[Dataset entries]
--

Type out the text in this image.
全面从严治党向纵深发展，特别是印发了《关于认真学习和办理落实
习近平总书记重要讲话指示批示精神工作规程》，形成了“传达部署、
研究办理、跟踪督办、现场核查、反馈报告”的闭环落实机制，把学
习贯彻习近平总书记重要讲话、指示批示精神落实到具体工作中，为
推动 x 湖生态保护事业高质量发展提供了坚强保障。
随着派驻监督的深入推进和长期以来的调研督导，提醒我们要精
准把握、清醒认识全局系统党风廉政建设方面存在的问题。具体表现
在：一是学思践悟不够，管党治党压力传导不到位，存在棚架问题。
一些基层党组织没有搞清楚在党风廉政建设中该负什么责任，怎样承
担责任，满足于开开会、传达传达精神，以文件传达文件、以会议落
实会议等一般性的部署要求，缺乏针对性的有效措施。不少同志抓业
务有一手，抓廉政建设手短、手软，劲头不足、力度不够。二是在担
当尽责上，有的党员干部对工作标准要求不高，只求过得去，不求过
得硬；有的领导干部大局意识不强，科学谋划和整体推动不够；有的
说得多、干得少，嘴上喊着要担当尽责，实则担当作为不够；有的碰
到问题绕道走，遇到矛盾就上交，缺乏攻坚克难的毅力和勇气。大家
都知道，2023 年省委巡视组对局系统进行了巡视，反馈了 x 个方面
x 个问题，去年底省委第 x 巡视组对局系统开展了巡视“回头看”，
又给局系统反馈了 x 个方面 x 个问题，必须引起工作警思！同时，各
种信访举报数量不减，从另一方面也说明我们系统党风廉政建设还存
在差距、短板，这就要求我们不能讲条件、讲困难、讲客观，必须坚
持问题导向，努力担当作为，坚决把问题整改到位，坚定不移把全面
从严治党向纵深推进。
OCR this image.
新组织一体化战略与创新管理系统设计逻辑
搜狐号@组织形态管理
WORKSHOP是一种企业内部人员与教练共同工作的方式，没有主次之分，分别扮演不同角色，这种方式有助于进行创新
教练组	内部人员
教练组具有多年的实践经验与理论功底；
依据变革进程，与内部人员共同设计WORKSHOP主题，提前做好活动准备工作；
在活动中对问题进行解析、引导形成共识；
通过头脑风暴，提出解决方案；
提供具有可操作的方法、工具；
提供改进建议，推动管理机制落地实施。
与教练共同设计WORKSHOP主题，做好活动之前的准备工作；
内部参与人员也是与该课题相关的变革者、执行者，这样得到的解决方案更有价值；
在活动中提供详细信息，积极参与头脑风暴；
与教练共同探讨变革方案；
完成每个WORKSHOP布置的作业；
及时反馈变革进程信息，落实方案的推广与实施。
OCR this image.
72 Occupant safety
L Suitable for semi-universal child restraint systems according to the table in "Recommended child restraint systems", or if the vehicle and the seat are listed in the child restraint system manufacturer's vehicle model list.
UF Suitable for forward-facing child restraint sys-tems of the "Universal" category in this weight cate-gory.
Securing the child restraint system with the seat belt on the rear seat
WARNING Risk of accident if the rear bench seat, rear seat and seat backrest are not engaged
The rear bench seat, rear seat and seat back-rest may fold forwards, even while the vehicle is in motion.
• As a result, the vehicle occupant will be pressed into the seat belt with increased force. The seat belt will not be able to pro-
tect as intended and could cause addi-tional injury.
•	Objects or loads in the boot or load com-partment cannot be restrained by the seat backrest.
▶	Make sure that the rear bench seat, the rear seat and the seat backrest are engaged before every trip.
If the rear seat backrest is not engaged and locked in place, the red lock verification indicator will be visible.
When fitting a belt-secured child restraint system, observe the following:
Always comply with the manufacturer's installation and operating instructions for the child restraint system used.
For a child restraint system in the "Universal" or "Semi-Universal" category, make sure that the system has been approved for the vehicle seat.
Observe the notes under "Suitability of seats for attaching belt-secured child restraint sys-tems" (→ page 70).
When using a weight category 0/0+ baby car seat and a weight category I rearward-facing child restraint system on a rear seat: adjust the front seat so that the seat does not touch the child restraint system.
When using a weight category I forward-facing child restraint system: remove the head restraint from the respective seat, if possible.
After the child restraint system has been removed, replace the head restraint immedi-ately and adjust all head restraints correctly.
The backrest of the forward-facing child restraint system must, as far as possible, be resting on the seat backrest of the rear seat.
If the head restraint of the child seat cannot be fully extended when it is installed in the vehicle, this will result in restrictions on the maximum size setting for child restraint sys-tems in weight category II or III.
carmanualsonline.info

--

> _WRITTEN EXERCISE_:
Looking at the records above, count the lines where the word "been" appears. State only the number.

> _ANSWER TO THE TASK_:
2